-- BEGIN SUPPLIED ENTRIES --

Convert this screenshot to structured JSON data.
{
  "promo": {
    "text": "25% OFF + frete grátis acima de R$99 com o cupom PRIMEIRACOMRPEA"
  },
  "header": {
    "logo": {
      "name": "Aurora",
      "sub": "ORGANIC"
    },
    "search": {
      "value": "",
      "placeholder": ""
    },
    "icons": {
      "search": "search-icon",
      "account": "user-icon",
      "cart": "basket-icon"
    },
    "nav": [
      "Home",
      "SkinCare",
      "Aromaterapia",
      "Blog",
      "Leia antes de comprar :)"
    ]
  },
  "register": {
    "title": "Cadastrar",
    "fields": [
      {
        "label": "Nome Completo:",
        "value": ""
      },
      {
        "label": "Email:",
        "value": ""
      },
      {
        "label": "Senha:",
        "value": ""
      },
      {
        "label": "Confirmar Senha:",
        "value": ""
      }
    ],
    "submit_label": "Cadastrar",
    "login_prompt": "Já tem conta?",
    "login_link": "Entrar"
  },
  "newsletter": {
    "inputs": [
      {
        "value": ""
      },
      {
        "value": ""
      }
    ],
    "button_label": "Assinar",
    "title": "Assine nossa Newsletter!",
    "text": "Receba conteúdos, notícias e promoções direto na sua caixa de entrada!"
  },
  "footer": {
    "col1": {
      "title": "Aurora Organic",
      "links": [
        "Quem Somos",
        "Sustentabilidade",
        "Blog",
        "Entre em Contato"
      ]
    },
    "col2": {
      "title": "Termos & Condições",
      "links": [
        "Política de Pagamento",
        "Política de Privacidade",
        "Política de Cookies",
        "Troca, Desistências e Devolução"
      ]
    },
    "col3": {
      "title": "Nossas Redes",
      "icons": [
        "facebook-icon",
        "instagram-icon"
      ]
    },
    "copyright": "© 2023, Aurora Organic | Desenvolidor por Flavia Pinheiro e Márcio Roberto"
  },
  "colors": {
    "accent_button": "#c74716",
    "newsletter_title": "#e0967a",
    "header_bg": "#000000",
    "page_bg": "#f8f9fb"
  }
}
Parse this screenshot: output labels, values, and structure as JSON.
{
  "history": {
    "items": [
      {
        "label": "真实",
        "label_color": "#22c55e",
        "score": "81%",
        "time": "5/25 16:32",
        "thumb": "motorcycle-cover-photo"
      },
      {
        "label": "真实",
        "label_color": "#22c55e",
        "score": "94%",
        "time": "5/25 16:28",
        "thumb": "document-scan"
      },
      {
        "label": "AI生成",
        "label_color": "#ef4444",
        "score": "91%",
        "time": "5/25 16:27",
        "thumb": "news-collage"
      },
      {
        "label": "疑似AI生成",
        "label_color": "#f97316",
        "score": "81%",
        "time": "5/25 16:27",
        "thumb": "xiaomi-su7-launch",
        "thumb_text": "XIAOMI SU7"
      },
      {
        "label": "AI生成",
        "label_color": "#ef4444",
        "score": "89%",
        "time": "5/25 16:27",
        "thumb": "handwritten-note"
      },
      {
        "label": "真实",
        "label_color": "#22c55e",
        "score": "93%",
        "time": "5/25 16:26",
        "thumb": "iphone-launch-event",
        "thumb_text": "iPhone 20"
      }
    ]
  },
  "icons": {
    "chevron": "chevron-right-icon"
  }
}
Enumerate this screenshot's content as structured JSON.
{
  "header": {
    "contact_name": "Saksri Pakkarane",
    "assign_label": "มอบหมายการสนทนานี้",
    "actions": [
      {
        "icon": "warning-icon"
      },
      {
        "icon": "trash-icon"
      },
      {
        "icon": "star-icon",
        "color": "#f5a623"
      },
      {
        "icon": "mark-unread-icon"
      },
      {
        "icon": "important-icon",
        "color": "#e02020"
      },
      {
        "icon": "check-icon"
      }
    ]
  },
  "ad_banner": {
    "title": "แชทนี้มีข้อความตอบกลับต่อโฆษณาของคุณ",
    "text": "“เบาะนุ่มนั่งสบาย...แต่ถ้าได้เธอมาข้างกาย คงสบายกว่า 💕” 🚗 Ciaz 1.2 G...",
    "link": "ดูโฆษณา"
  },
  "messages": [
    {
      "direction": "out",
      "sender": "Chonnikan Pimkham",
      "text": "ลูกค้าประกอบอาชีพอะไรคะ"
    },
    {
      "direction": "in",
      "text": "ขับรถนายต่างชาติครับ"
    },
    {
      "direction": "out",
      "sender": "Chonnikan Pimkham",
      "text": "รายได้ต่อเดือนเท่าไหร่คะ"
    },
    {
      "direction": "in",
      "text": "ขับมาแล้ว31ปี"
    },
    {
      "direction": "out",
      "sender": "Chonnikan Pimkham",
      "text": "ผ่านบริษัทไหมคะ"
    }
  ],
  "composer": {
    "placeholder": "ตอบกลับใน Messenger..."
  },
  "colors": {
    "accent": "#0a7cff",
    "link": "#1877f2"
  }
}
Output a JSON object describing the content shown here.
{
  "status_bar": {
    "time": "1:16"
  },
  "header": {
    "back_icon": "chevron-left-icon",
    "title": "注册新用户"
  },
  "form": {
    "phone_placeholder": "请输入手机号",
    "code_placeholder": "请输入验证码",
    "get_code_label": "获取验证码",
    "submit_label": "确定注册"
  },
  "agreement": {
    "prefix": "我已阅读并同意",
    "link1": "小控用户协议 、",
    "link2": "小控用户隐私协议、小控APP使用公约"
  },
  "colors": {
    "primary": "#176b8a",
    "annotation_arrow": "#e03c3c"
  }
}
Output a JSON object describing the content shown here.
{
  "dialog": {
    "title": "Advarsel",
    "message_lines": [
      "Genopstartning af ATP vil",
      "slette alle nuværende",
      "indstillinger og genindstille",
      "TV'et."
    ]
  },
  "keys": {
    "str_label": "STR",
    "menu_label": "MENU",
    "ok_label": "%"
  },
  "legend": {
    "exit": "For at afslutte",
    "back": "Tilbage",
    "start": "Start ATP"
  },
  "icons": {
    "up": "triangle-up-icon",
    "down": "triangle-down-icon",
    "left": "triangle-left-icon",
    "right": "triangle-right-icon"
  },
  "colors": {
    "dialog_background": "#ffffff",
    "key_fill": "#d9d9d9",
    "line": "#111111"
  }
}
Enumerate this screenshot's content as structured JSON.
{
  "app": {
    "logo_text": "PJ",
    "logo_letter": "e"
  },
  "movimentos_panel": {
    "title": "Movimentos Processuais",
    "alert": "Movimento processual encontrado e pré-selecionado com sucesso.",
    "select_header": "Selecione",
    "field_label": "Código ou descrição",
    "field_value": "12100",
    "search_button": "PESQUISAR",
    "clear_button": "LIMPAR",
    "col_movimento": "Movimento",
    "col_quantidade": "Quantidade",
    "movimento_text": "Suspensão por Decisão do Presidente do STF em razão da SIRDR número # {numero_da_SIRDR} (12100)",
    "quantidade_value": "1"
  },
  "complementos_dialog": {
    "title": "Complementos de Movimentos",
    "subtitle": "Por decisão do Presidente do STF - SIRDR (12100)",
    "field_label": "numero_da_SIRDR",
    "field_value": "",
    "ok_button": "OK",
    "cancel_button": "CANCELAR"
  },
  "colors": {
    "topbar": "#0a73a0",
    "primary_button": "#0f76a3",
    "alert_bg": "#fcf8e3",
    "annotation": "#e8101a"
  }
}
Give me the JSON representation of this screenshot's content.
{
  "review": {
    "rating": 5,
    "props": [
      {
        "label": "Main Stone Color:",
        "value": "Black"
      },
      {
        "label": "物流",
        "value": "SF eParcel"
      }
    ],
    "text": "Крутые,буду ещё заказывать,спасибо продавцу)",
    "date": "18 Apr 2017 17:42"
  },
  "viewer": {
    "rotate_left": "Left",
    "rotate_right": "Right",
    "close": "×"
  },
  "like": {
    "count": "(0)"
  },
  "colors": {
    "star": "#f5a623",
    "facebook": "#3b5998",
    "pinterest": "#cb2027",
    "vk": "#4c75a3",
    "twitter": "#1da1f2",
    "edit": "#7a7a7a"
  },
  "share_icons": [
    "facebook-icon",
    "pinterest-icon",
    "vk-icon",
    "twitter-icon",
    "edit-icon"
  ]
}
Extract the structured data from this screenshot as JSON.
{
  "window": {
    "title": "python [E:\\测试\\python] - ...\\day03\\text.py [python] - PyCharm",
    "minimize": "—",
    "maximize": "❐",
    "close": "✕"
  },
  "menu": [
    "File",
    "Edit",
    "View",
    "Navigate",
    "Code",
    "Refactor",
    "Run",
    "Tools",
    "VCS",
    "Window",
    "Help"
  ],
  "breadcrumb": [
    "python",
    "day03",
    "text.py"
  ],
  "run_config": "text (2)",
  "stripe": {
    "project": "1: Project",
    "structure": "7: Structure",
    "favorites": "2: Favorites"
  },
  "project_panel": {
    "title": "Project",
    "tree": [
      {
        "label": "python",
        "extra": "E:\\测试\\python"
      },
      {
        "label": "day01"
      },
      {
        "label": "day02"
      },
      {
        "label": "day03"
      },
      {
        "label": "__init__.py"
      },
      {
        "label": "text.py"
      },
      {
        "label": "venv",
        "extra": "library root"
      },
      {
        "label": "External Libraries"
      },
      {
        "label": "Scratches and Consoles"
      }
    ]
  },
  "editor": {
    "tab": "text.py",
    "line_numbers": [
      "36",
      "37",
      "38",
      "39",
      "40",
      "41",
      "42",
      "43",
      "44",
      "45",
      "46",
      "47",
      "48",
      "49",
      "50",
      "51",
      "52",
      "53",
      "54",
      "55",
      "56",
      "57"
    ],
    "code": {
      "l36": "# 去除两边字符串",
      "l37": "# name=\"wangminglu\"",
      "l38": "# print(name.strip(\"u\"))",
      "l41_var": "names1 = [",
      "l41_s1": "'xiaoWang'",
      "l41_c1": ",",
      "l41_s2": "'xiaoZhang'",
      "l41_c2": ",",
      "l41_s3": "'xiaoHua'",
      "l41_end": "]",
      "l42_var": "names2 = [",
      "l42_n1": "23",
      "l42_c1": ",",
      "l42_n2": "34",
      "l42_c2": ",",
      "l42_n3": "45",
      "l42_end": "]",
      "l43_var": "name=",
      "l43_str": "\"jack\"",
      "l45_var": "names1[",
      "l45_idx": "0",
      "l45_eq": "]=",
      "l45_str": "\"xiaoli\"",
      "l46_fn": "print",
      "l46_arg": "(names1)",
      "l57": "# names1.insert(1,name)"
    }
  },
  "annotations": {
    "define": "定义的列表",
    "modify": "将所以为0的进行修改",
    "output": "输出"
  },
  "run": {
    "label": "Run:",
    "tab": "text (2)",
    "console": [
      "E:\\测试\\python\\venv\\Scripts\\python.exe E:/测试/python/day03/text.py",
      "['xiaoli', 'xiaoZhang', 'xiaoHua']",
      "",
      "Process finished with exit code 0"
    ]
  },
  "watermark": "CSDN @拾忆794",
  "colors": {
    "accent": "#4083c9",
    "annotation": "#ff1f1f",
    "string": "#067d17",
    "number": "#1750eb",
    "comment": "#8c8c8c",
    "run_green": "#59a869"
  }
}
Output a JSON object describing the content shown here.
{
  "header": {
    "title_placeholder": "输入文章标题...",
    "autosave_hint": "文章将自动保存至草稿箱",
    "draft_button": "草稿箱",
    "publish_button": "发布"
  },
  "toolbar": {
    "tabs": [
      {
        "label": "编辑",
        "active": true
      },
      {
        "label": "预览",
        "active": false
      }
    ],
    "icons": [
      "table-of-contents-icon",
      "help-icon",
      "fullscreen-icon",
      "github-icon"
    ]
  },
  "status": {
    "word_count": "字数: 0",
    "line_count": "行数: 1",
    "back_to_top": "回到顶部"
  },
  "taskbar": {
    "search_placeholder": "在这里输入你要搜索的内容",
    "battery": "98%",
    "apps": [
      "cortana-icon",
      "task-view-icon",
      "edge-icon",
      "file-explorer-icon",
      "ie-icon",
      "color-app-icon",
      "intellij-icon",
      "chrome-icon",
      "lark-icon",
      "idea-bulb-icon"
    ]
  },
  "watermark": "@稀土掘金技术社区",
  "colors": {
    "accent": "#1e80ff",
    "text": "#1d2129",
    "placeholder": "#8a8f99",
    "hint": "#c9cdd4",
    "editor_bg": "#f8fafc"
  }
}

-- END SUPPLIED ENTRIES --

YOUR TASK:
Pick out and copy the lines of the material that include the word "xiaoHua".

RESPONSE TO THE EXERCISE:
      "l41_s3": "'xiaoHua'",
      "['xiaoli', 'xiaoZhang', 'xiaoHua']",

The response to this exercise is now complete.